=== STORED DATA ===

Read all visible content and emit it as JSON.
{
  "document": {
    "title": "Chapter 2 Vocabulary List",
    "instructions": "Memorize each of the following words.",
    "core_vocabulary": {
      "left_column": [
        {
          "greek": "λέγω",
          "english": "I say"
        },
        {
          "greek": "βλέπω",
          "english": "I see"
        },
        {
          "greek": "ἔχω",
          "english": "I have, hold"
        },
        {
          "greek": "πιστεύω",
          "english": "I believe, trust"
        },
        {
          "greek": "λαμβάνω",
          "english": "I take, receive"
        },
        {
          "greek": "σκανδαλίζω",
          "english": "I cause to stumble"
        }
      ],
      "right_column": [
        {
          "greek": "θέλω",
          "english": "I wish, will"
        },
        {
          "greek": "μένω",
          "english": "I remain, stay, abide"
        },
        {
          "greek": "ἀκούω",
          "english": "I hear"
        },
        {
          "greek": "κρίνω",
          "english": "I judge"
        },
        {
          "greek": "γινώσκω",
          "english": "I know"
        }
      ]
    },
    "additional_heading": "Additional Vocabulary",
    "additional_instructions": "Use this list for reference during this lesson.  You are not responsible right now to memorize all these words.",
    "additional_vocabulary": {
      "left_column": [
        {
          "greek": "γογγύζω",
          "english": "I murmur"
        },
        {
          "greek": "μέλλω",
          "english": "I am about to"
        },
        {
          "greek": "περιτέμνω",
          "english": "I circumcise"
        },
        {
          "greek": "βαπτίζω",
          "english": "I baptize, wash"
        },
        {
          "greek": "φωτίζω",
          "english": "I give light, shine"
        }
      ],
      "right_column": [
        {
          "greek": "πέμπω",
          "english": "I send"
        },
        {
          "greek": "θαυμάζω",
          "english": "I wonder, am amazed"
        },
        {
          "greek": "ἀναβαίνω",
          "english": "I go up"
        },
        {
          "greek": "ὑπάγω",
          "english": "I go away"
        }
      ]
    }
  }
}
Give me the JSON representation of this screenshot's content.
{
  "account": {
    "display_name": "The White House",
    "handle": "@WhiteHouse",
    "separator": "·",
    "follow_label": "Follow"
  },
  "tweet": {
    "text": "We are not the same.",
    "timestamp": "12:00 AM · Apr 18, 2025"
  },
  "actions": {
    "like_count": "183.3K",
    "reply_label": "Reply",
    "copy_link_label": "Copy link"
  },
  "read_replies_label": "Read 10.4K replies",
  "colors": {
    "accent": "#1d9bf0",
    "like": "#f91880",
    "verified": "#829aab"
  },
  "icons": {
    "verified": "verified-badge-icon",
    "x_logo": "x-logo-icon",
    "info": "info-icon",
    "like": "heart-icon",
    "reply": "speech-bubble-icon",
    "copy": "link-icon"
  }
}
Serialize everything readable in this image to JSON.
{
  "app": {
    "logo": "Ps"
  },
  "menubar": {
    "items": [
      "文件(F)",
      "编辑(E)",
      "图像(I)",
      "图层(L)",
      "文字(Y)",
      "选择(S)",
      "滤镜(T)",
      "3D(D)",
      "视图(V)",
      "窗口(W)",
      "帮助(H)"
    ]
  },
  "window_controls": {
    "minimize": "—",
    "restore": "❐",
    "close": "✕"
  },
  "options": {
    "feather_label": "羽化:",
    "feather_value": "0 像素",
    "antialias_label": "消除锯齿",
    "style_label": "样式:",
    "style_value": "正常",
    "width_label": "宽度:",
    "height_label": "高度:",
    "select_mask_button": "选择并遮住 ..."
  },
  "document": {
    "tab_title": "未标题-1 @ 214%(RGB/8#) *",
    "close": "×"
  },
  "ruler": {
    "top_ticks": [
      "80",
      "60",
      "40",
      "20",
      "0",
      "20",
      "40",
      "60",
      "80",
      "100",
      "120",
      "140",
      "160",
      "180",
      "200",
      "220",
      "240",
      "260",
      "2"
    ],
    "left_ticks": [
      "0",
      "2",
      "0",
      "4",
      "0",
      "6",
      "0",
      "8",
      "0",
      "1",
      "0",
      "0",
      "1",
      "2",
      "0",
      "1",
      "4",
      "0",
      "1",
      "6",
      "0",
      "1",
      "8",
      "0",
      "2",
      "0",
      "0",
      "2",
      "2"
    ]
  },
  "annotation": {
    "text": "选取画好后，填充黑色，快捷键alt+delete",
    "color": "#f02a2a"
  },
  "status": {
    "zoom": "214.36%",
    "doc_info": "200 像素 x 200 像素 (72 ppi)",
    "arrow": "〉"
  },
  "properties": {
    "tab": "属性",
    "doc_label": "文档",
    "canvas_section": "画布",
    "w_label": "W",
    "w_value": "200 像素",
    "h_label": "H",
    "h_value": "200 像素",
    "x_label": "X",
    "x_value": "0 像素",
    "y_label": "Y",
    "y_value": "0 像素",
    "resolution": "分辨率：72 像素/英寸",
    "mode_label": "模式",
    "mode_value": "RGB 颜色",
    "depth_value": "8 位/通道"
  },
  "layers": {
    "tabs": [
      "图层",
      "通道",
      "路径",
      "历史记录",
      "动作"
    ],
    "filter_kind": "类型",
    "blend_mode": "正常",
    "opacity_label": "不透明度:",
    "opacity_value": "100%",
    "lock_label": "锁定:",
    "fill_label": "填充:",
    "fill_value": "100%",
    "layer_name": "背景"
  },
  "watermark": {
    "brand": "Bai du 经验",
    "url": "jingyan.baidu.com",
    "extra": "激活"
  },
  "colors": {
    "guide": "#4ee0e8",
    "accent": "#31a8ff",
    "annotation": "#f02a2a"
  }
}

===

* **WHAT TO DO**
Give a word-for-word copy of the records.

* **PROBLEM SOLUTION**
Read all visible content and emit it as JSON.
{
  "document": {
    "title": "Chapter 2 Vocabulary List",
    "instructions": "Memorize each of the following words.",
    "core_vocabulary": {
      "left_column": [
        {
          "greek": "λέγω",
          "english": "I say"
        },
        {
          "greek": "βλέπω",
          "english": "I see"
        },
        {
          "greek": "ἔχω",
          "english": "I have, hold"
        },
        {
          "greek": "πιστεύω",
          "english": "I believe, trust"
        },
        {
          "greek": "λαμβάνω",
          "english": "I take, receive"
        },
        {
          "greek": "σκανδαλίζω",
          "english": "I cause to stumble"
        }
      ],
      "right_column": [
        {
          "greek": "θέλω",
          "english": "I wish, will"
        },
        {
          "greek": "μένω",
          "english": "I remain, stay, abide"
        },
        {
          "greek": "ἀκούω",
          "english": "I hear"
        },
        {
          "greek": "κρίνω",
          "english": "I judge"
        },
        {
          "greek": "γινώσκω",
          "english": "I know"
        }
      ]
    },
    "additional_heading": "Additional Vocabulary",
    "additional_instructions": "Use this list for reference during this lesson.  You are not responsible right now to memorize all these words.",
    "additional_vocabulary": {
      "left_column": [
        {
          "greek": "γογγύζω",
          "english": "I murmur"
        },
        {
          "greek": "μέλλω",
          "english": "I am about to"
        },
        {
          "greek": "περιτέμνω",
          "english": "I circumcise"
        },
        {
          "greek": "βαπτίζω",
          "english": "I baptize, wash"
        },
        {
          "greek": "φωτίζω",
          "english": "I give light, shine"
        }
      ],
      "right_column": [
        {
          "greek": "πέμπω",
          "english": "I send"
        },
        {
          "greek": "θαυμάζω",
          "english": "I wonder, am amazed"
        },
        {
          "greek": "ἀναβαίνω",
          "english": "I go up"
        },
        {
          "greek": "ὑπάγω",
          "english": "I go away"
        }
      ]
    }
  }
}
Give me the JSON representation of this screenshot's content.
{
  "account": {
    "display_name": "The White House",
    "handle": "@WhiteHouse",
    "separator": "·",
    "follow_label": "Follow"
  },
  "tweet": {
    "text": "We are not the same.",
    "timestamp": "12:00 AM · Apr 18, 2025"
  },
  "actions": {
    "like_count": "183.3K",
    "reply_label": "Reply",
    "copy_link_label": "Copy link"
  },
  "read_replies_label": "Read 10.4K replies",
  "colors": {
    "accent": "#1d9bf0",
    "like": "#f91880",
    "verified": "#829aab"
  },
  "icons": {
    "verified": "verified-badge-icon",
    "x_logo": "x-logo-icon",
    "info": "info-icon",
    "like": "heart-icon",
    "reply": "speech-bubble-icon",
    "copy": "link-icon"
  }
}
Serialize everything readable in this image to JSON.
{
  "app": {
    "logo": "Ps"
  },
  "menubar": {
    "items": [
      "文件(F)",
      "编辑(E)",
      "图像(I)",
      "图层(L)",
      "文字(Y)",
      "选择(S)",
      "滤镜(T)",
      "3D(D)",
      "视图(V)",
      "窗口(W)",
      "帮助(H)"
    ]
  },
  "window_controls": {
    "minimize": "—",
    "restore": "❐",
    "close": "✕"
  },
  "options": {
    "feather_label": "羽化:",
    "feather_value": "0 像素",
    "antialias_label": "消除锯齿",
    "style_label": "样式:",
    "style_value": "正常",
    "width_label": "宽度:",
    "height_label": "高度:",
    "select_mask_button": "选择并遮住 ..."
  },
  "document": {
    "tab_title": "未标题-1 @ 214%(RGB/8#) *",
    "close": "×"
  },
  "ruler": {
    "top_ticks": [
      "80",
      "60",
      "40",
      "20",
      "0",
      "20",
      "40",
      "60",
      "80",
      "100",
      "120",
      "140",
      "160",
      "180",
      "200",
      "220",
      "240",
      "260",
      "2"
    ],
    "left_ticks": [
      "0",
      "2",
      "0",
      "4",
      "0",
      "6",
      "0",
      "8",
      "0",
      "1",
      "0",
      "0",
      "1",
      "2",
      "0",
      "1",
      "4",
      "0",
      "1",
      "6",
      "0",
      "1",
      "8",
      "0",
      "2",
      "0",
      "0",
      "2",
      "2"
    ]
  },
  "annotation": {
    "text": "选取画好后，填充黑色，快捷键alt+delete",
    "color": "#f02a2a"
  },
  "status": {
    "zoom": "214.36%",
    "doc_info": "200 像素 x 200 像素 (72 ppi)",
    "arrow": "〉"
  },
  "properties": {
    "tab": "属性",
    "doc_label": "文档",
    "canvas_section": "画布",
    "w_label": "W",
    "w_value": "200 像素",
    "h_label": "H",
    "h_value": "200 像素",
    "x_label": "X",
    "x_value": "0 像素",
    "y_label": "Y",
    "y_value": "0 像素",
    "resolution": "分辨率：72 像素/英寸",
    "mode_label": "模式",
    "mode_value": "RGB 颜色",
    "depth_value": "8 位/通道"
  },
  "layers": {
    "tabs": [
      "图层",
      "通道",
      "路径",
      "历史记录",
      "动作"
    ],
    "filter_kind": "类型",
    "blend_mode": "正常",
    "opacity_label": "不透明度:",
    "opacity_value": "100%",
    "lock_label": "锁定:",
    "fill_label": "填充:",
    "fill_value": "100%",
    "layer_name": "背景"
  },
  "watermark": {
    "brand": "Bai du 经验",
    "url": "jingyan.baidu.com",
    "extra": "激活"
  },
  "colors": {
    "guide": "#4ee0e8",
    "accent": "#31a8ff",
    "annotation": "#f02a2a"
  }
}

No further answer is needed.